__GIVEN TASK__
Without the pictures, return each record as it appears.
START DATA TO PROCESS
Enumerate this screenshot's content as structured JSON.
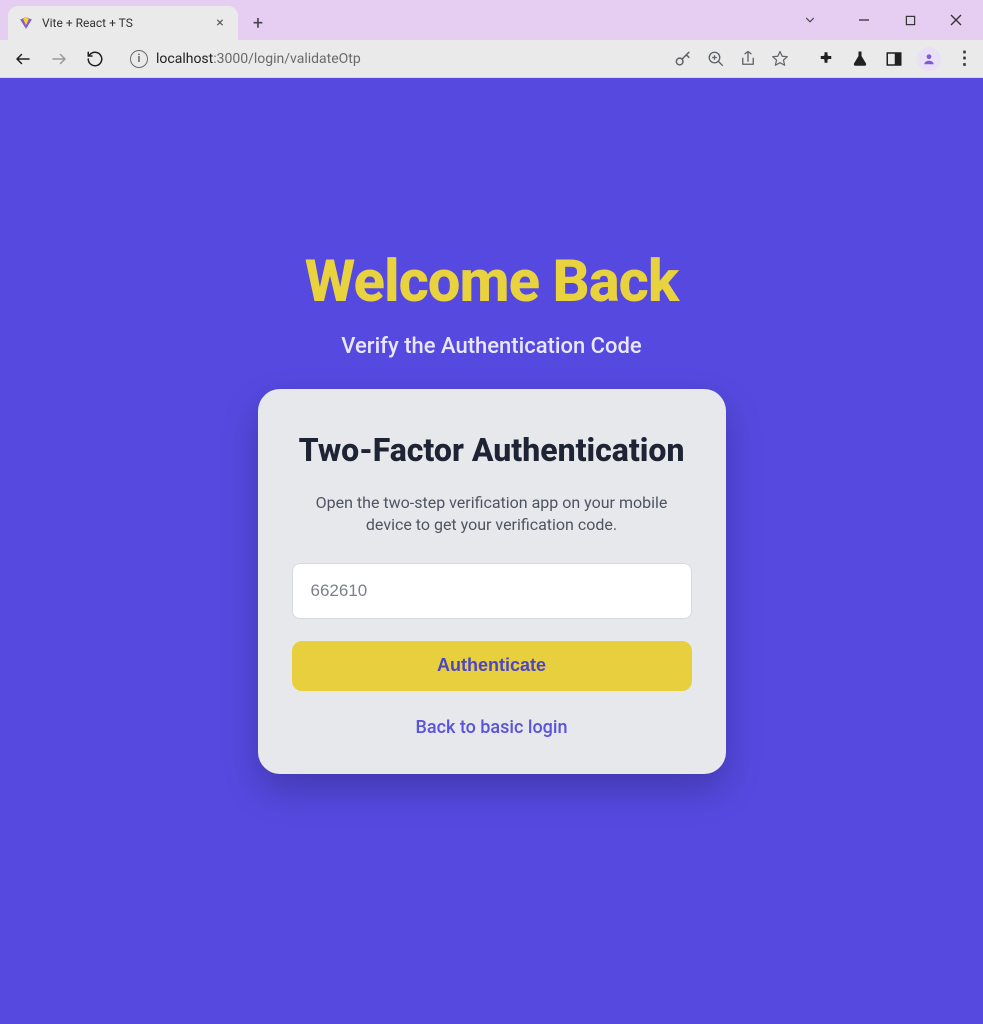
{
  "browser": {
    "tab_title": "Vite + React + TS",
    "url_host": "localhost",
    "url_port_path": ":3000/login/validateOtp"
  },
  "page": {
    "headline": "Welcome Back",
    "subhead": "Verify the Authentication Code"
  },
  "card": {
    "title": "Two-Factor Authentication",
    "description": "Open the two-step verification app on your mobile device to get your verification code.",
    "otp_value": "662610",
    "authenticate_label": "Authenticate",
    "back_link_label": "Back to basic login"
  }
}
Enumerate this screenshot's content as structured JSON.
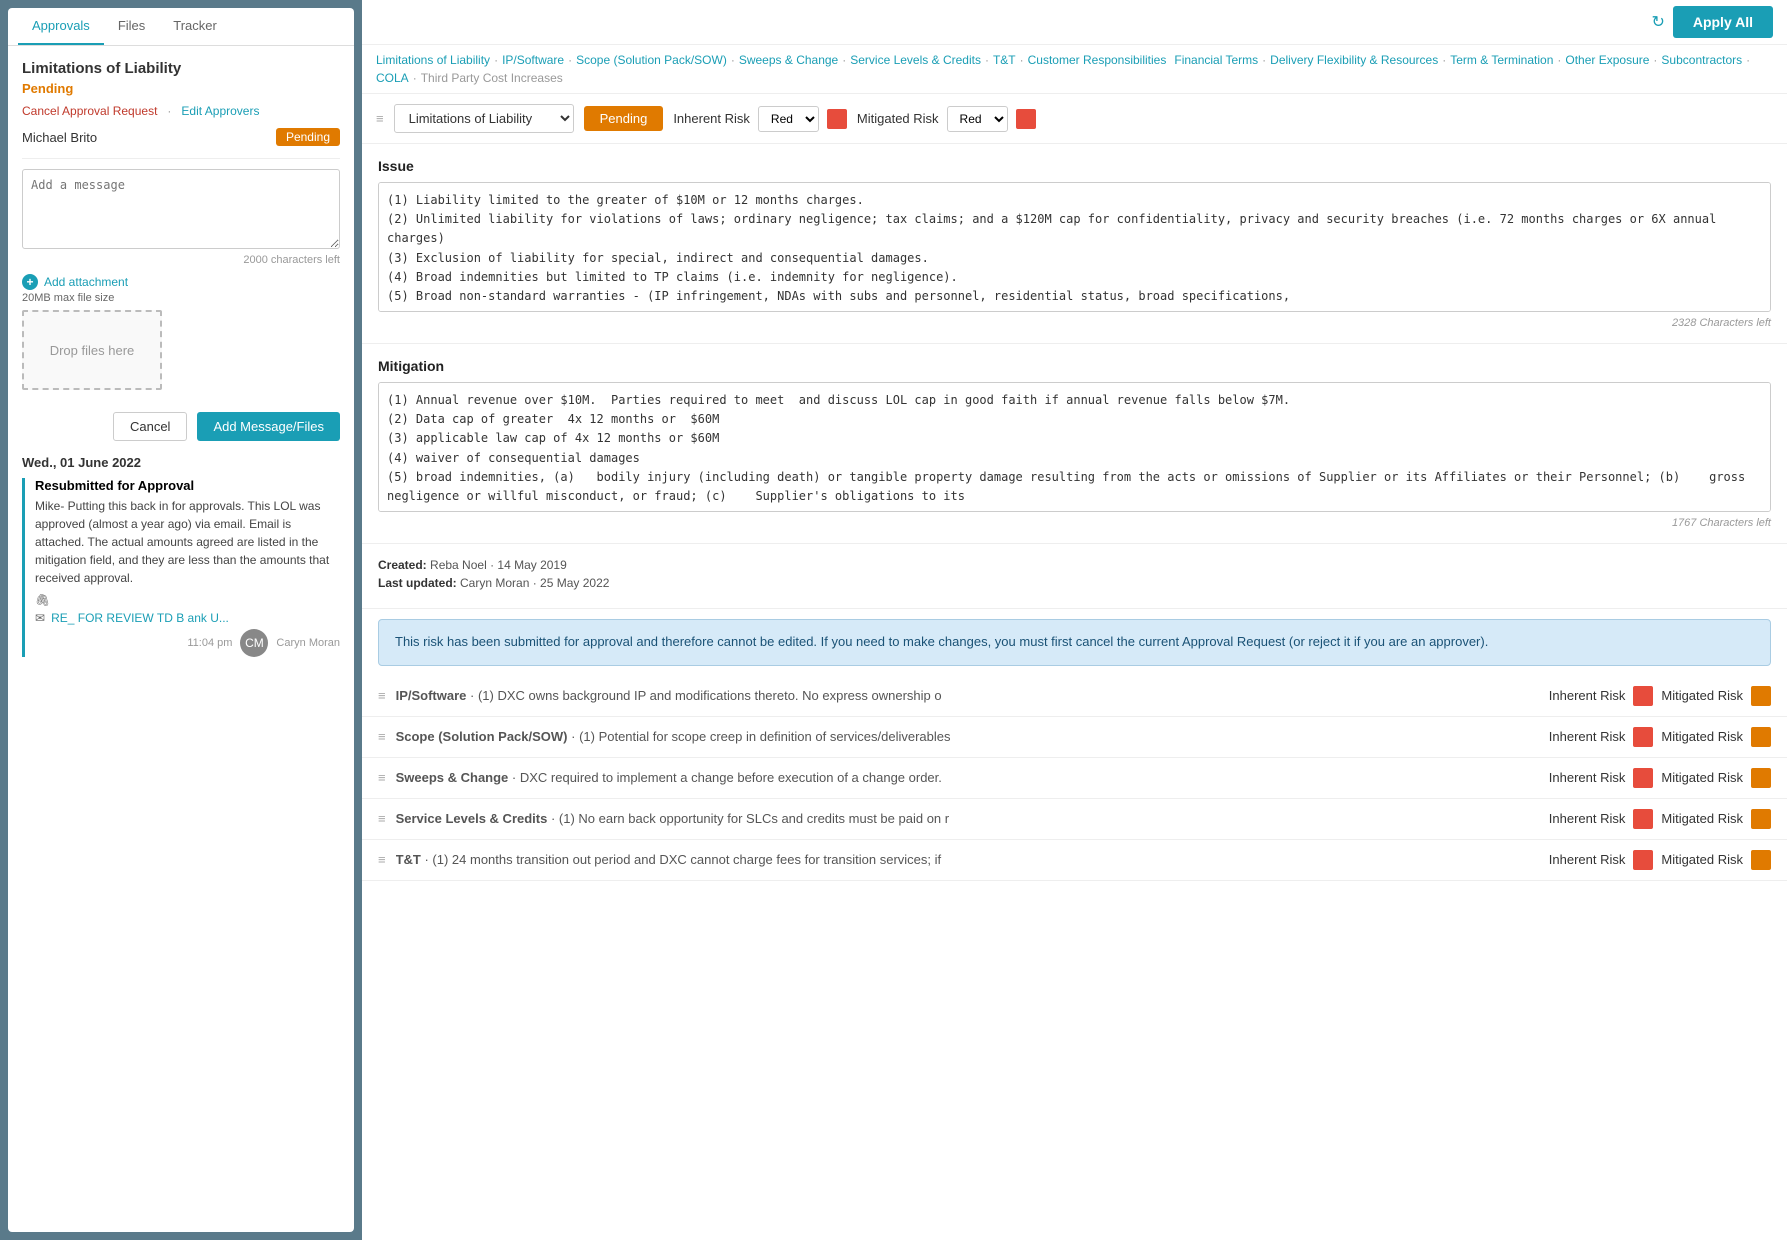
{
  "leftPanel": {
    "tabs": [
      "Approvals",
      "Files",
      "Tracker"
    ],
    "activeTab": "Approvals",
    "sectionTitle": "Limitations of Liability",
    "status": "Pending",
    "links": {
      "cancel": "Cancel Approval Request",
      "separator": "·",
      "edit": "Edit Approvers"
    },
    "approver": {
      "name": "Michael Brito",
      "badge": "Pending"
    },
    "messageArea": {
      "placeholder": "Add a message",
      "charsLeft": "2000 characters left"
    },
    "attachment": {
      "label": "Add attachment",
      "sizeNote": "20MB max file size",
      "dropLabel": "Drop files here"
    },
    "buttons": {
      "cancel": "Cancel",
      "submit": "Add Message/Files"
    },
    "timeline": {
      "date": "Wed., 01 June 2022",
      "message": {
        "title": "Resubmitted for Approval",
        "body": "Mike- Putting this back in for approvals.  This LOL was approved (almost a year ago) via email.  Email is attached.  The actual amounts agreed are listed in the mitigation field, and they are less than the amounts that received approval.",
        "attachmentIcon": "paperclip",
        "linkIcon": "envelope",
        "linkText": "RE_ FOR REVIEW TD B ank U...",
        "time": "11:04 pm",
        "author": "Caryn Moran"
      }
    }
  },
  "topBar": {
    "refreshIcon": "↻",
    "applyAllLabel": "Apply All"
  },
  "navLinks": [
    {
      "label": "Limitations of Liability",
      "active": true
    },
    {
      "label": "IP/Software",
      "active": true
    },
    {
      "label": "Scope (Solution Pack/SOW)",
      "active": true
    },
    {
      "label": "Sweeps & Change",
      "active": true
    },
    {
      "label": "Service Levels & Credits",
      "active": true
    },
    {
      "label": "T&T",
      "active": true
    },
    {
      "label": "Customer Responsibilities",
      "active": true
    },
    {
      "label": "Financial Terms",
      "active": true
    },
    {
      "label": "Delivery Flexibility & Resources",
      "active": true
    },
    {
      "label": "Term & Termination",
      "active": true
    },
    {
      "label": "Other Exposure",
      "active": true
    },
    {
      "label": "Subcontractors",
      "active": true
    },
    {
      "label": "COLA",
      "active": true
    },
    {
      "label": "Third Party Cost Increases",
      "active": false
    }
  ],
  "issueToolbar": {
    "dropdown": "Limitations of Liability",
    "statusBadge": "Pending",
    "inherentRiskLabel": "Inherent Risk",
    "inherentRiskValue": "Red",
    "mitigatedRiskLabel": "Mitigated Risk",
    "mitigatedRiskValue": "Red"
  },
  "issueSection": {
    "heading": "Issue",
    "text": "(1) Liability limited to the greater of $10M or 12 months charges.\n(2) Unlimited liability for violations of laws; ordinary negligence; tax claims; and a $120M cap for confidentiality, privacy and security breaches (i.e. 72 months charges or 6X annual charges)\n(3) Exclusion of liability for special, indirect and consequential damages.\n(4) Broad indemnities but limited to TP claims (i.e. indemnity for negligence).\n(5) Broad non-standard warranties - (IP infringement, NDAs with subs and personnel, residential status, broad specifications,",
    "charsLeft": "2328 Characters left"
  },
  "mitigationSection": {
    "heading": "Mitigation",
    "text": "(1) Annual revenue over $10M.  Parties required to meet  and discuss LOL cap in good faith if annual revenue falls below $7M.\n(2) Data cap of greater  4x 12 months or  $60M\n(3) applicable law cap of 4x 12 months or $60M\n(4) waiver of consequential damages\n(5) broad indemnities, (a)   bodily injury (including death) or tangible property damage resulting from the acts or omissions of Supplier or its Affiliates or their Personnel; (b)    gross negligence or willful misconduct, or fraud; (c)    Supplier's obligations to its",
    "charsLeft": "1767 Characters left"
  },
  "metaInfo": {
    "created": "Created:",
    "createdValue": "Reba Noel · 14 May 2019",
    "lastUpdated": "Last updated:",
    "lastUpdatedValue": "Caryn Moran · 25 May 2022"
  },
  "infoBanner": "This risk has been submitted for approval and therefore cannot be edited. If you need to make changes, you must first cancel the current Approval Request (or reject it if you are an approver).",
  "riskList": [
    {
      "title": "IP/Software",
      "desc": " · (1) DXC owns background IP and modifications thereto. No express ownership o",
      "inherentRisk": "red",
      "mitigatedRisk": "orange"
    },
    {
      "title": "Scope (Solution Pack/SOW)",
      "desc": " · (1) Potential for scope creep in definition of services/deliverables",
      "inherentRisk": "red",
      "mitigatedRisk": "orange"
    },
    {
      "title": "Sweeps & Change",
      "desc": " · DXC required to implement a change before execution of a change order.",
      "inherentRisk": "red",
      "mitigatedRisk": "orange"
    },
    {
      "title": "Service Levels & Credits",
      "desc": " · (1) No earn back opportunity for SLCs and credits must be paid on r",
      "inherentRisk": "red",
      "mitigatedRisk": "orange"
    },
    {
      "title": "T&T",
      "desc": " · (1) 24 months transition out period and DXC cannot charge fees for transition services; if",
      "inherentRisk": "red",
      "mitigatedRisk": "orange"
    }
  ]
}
END DATA TO PROCESS
__COMPLETED TASK__
Enumerate this screenshot's content as structured JSON.
{
  "browser": {
    "tab_title": "Vite + React + TS",
    "url_host": "localhost",
    "url_port_path": ":3000/login/validateOtp"
  },
  "page": {
    "headline": "Welcome Back",
    "subhead": "Verify the Authentication Code"
  },
  "card": {
    "title": "Two-Factor Authentication",
    "description": "Open the two-step verification app on your mobile device to get your verification code.",
    "otp_value": "662610",
    "authenticate_label": "Authenticate",
    "back_link_label": "Back to basic login"
  }
}
Enumerate this screenshot's content as structured JSON.
{
  "leftPanel": {
    "tabs": [
      "Approvals",
      "Files",
      "Tracker"
    ],
    "activeTab": "Approvals",
    "sectionTitle": "Limitations of Liability",
    "status": "Pending",
    "links": {
      "cancel": "Cancel Approval Request",
      "separator": "·",
      "edit": "Edit Approvers"
    },
    "approver": {
      "name": "Michael Brito",
      "badge": "Pending"
    },
    "messageArea": {
      "placeholder": "Add a message",
      "charsLeft": "2000 characters left"
    },
    "attachment": {
      "label": "Add attachment",
      "sizeNote": "20MB max file size",
      "dropLabel": "Drop files here"
    },
    "buttons": {
      "cancel": "Cancel",
      "submit": "Add Message/Files"
    },
    "timeline": {
      "date": "Wed., 01 June 2022",
      "message": {
        "title": "Resubmitted for Approval",
        "body": "Mike- Putting this back in for approvals.  This LOL was approved (almost a year ago) via email.  Email is attached.  The actual amounts agreed are listed in the mitigation field, and they are less than the amounts that received approval.",
        "attachmentIcon": "paperclip",
        "linkIcon": "envelope",
        "linkText": "RE_ FOR REVIEW TD B ank U...",
        "time": "11:04 pm",
        "author": "Caryn Moran"
      }
    }
  },
  "topBar": {
    "refreshIcon": "↻",
    "applyAllLabel": "Apply All"
  },
  "navLinks": [
    {
      "label": "Limitations of Liability",
      "active": true
    },
    {
      "label": "IP/Software",
      "active": true
    },
    {
      "label": "Scope (Solution Pack/SOW)",
      "active": true
    },
    {
      "label": "Sweeps & Change",
      "active": true
    },
    {
      "label": "Service Levels & Credits",
      "active": true
    },
    {
      "label": "T&T",
      "active": true
    },
    {
      "label": "Customer Responsibilities",
      "active": true
    },
    {
      "label": "Financial Terms",
      "active": true
    },
    {
      "label": "Delivery Flexibility & Resources",
      "active": true
    },
    {
      "label": "Term & Termination",
      "active": true
    },
    {
      "label": "Other Exposure",
      "active": true
    },
    {
      "label": "Subcontractors",
      "active": true
    },
    {
      "label": "COLA",
      "active": true
    },
    {
      "label": "Third Party Cost Increases",
      "active": false
    }
  ],
  "issueToolbar": {
    "dropdown": "Limitations of Liability",
    "statusBadge": "Pending",
    "inherentRiskLabel": "Inherent Risk",
    "inherentRiskValue": "Red",
    "mitigatedRiskLabel": "Mitigated Risk",
    "mitigatedRiskValue": "Red"
  },
  "issueSection": {
    "heading": "Issue",
    "text": "(1) Liability limited to the greater of $10M or 12 months charges.\n(2) Unlimited liability for violations of laws; ordinary negligence; tax claims; and a $120M cap for confidentiality, privacy and security breaches (i.e. 72 months charges or 6X annual charges)\n(3) Exclusion of liability for special, indirect and consequential damages.\n(4) Broad indemnities but limited to TP claims (i.e. indemnity for negligence).\n(5) Broad non-standard warranties - (IP infringement, NDAs with subs and personnel, residential status, broad specifications,",
    "charsLeft": "2328 Characters left"
  },
  "mitigationSection": {
    "heading": "Mitigation",
    "text": "(1) Annual revenue over $10M.  Parties required to meet  and discuss LOL cap in good faith if annual revenue falls below $7M.\n(2) Data cap of greater  4x 12 months or  $60M\n(3) applicable law cap of 4x 12 months or $60M\n(4) waiver of consequential damages\n(5) broad indemnities, (a)   bodily injury (including death) or tangible property damage resulting from the acts or omissions of Supplier or its Affiliates or their Personnel; (b)    gross negligence or willful misconduct, or fraud; (c)    Supplier's obligations to its",
    "charsLeft": "1767 Characters left"
  },
  "metaInfo": {
    "created": "Created:",
    "createdValue": "Reba Noel · 14 May 2019",
    "lastUpdated": "Last updated:",
    "lastUpdatedValue": "Caryn Moran · 25 May 2022"
  },
  "infoBanner": "This risk has been submitted for approval and therefore cannot be edited. If you need to make changes, you must first cancel the current Approval Request (or reject it if you are an approver).",
  "riskList": [
    {
      "title": "IP/Software",
      "desc": " · (1) DXC owns background IP and modifications thereto. No express ownership o",
      "inherentRisk": "red",
      "mitigatedRisk": "orange"
    },
    {
      "title": "Scope (Solution Pack/SOW)",
      "desc": " · (1) Potential for scope creep in definition of services/deliverables",
      "inherentRisk": "red",
      "mitigatedRisk": "orange"
    },
    {
      "title": "Sweeps & Change",
      "desc": " · DXC required to implement a change before execution of a change order.",
      "inherentRisk": "red",
      "mitigatedRisk": "orange"
    },
    {
      "title": "Service Levels & Credits",
      "desc": " · (1) No earn back opportunity for SLCs and credits must be paid on r",
      "inherentRisk": "red",
      "mitigatedRisk": "orange"
    },
    {
      "title": "T&T",
      "desc": " · (1) 24 months transition out period and DXC cannot charge fees for transition services; if",
      "inherentRisk": "red",
      "mitigatedRisk": "orange"
    }
  ]
}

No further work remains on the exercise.